◆ **TASK DATA**
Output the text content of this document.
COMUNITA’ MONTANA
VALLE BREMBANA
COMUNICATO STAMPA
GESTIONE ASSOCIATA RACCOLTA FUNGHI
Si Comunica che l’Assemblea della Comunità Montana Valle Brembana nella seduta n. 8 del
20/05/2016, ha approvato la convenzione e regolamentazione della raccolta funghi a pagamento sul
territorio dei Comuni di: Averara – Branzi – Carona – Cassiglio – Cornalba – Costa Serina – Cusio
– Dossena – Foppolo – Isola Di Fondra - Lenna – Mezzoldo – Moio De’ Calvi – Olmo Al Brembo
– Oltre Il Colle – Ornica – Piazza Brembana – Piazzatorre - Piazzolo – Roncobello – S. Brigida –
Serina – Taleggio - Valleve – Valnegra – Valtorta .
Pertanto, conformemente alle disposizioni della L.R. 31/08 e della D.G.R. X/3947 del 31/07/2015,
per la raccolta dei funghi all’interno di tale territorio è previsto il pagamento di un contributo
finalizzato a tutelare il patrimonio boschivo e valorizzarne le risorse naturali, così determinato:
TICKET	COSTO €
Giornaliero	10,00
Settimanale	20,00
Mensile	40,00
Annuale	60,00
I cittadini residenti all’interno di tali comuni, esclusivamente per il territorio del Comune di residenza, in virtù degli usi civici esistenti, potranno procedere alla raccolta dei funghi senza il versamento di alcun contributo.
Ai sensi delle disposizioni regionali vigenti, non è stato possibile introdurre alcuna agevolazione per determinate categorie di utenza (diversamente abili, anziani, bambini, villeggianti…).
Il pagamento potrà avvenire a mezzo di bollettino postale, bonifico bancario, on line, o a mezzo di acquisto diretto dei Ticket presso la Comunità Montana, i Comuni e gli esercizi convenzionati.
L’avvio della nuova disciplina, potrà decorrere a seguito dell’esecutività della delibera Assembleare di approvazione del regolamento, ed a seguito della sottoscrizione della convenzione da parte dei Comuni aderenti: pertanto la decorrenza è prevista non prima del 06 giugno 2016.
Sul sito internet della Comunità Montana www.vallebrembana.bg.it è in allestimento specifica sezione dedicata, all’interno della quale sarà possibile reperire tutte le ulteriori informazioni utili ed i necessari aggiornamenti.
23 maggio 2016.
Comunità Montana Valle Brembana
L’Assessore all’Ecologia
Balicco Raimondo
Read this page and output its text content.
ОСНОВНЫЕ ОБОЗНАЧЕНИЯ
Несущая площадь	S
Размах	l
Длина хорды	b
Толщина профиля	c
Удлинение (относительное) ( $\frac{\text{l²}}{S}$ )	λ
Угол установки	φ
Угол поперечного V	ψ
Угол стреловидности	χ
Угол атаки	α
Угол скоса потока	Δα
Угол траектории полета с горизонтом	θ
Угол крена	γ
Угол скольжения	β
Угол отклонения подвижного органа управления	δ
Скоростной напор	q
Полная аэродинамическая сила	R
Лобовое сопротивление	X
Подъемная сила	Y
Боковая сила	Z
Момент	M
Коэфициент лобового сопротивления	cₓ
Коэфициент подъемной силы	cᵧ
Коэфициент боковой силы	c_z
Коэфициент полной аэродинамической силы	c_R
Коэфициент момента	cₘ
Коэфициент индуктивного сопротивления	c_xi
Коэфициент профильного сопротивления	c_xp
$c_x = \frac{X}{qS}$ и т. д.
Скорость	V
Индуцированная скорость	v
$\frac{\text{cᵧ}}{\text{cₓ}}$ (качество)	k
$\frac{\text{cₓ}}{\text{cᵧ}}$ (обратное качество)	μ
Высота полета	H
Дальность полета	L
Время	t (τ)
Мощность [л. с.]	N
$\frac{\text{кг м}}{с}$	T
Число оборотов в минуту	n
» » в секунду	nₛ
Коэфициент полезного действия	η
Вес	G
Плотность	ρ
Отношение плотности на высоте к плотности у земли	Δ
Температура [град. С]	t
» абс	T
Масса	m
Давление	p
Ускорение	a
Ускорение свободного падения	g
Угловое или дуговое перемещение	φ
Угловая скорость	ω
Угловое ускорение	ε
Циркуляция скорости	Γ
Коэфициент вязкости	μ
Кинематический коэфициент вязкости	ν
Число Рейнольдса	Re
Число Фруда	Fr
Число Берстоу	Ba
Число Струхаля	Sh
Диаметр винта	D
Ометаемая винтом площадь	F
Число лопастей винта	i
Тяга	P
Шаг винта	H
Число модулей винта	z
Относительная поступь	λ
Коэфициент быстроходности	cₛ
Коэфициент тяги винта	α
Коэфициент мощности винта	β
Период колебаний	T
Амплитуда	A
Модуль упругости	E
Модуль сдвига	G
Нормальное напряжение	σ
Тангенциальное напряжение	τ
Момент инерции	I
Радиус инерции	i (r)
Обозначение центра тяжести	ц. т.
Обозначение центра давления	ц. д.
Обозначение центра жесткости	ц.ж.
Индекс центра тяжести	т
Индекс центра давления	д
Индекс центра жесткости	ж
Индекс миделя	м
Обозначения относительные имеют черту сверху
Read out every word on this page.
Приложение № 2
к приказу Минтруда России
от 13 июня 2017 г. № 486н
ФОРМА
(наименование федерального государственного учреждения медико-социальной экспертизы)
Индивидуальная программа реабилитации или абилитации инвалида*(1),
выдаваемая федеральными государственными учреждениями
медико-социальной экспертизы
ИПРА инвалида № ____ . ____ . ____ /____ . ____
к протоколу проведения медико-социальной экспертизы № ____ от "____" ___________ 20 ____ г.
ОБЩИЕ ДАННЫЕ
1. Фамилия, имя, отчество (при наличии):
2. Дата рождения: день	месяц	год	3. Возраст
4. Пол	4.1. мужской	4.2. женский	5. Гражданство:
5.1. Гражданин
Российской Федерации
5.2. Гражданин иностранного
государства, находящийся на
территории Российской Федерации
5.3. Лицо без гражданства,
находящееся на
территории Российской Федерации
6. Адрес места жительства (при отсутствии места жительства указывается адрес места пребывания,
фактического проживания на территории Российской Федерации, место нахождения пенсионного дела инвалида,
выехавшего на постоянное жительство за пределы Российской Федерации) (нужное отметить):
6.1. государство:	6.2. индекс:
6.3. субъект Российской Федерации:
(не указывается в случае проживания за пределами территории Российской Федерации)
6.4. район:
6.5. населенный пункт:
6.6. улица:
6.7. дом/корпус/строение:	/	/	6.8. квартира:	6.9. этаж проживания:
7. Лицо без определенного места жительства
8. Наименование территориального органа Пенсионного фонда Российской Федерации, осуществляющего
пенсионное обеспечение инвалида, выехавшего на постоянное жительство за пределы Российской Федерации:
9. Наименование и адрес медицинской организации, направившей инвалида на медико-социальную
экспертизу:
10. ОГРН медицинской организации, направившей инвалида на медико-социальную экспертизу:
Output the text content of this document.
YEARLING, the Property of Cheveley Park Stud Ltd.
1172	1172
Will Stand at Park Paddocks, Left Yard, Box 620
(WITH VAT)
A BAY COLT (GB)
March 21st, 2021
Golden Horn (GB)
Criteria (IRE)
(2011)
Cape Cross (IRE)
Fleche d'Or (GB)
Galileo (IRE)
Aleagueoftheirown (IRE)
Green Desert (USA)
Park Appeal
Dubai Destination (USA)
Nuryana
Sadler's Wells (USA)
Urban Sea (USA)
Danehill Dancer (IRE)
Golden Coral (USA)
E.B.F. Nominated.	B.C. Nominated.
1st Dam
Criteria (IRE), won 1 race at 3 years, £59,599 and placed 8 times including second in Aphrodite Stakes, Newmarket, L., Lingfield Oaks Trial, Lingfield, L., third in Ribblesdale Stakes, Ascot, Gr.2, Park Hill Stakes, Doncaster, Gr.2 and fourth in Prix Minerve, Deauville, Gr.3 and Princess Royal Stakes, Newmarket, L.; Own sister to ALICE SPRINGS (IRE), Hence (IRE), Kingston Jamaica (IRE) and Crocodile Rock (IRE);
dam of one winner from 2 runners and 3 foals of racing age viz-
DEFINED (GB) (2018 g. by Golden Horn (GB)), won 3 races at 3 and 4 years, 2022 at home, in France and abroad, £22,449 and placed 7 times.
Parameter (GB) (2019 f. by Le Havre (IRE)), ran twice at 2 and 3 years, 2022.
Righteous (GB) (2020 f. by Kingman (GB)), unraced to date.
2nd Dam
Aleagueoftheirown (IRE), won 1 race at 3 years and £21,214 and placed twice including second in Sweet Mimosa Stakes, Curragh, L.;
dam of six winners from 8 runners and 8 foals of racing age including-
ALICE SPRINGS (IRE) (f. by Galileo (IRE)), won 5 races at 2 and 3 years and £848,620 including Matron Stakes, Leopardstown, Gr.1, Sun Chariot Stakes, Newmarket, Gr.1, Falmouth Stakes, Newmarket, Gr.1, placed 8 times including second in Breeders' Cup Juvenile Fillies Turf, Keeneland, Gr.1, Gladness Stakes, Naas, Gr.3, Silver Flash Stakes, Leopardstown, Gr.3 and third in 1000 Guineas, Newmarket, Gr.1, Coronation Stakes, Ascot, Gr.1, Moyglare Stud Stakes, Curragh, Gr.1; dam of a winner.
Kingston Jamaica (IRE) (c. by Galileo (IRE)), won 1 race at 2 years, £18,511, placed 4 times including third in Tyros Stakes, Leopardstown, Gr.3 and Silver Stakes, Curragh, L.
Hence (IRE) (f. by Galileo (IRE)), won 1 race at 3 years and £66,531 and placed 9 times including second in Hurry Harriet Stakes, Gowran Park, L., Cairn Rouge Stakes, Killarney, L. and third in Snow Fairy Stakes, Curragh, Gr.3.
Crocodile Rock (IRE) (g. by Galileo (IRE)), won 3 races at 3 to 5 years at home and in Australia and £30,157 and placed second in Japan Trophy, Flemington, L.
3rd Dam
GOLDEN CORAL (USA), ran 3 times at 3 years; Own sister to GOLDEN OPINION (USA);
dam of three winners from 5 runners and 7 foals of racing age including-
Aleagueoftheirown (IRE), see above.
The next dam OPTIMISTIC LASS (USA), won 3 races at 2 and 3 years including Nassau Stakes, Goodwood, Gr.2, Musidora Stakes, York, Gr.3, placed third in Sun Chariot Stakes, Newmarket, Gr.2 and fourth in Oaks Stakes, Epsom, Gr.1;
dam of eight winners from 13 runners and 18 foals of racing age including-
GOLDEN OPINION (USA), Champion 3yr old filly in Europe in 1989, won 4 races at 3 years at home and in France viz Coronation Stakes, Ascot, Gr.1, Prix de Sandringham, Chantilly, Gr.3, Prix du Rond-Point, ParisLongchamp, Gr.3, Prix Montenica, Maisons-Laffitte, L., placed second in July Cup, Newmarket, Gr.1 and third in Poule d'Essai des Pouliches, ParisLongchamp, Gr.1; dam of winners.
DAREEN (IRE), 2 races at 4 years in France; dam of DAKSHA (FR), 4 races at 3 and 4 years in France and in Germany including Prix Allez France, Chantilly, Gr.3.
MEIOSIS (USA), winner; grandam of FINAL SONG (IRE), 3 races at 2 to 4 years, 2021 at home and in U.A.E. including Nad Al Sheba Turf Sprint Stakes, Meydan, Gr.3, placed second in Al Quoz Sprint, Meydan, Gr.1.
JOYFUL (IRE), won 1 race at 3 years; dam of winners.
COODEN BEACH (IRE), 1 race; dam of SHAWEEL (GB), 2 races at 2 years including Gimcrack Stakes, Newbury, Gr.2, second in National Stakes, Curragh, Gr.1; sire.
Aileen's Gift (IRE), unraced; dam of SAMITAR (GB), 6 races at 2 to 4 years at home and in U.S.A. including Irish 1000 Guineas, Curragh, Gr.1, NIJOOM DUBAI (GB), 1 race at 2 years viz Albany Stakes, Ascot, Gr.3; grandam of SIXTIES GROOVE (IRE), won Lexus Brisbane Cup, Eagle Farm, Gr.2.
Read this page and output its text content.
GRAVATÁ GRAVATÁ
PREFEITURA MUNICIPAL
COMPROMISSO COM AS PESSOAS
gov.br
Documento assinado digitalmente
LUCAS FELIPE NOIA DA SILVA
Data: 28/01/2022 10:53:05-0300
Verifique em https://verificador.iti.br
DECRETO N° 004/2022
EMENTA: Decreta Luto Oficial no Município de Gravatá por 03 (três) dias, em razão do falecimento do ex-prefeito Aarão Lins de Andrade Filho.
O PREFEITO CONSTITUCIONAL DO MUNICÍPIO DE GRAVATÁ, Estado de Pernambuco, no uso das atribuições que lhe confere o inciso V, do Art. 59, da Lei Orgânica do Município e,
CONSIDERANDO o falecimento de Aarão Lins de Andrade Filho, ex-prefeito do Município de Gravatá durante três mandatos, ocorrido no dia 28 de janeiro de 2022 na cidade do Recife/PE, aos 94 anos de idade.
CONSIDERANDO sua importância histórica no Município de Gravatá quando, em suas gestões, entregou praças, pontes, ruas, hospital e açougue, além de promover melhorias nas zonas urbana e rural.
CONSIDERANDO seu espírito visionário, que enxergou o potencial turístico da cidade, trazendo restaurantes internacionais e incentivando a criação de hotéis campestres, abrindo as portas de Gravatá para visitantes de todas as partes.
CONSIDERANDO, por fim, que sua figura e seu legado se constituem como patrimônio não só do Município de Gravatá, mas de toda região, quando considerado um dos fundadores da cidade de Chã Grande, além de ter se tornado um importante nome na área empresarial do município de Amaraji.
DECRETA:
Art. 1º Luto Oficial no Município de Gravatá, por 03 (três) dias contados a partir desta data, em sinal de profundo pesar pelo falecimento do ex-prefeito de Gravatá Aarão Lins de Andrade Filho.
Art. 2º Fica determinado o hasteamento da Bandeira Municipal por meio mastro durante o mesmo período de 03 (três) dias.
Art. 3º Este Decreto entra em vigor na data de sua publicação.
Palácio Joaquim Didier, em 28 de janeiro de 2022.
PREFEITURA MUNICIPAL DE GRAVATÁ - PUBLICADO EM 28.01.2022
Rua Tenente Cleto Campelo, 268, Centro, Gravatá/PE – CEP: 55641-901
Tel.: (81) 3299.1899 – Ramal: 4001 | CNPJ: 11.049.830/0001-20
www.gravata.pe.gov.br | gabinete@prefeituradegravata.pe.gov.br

◆ **SHORT PROBLEM**
Copy each line of the listing that holds the word "twice".

◆ **OUTPUT FOR THIS TASK**
Parameter (GB) (2019 f. by Le Havre (IRE)), ran twice at 2 and 3 years, 2022.
Aleagueoftheirown (IRE), won 1 race at 3 years and £21,214 and placed twice including second in Sweet Mimosa Stakes, Curragh, L.;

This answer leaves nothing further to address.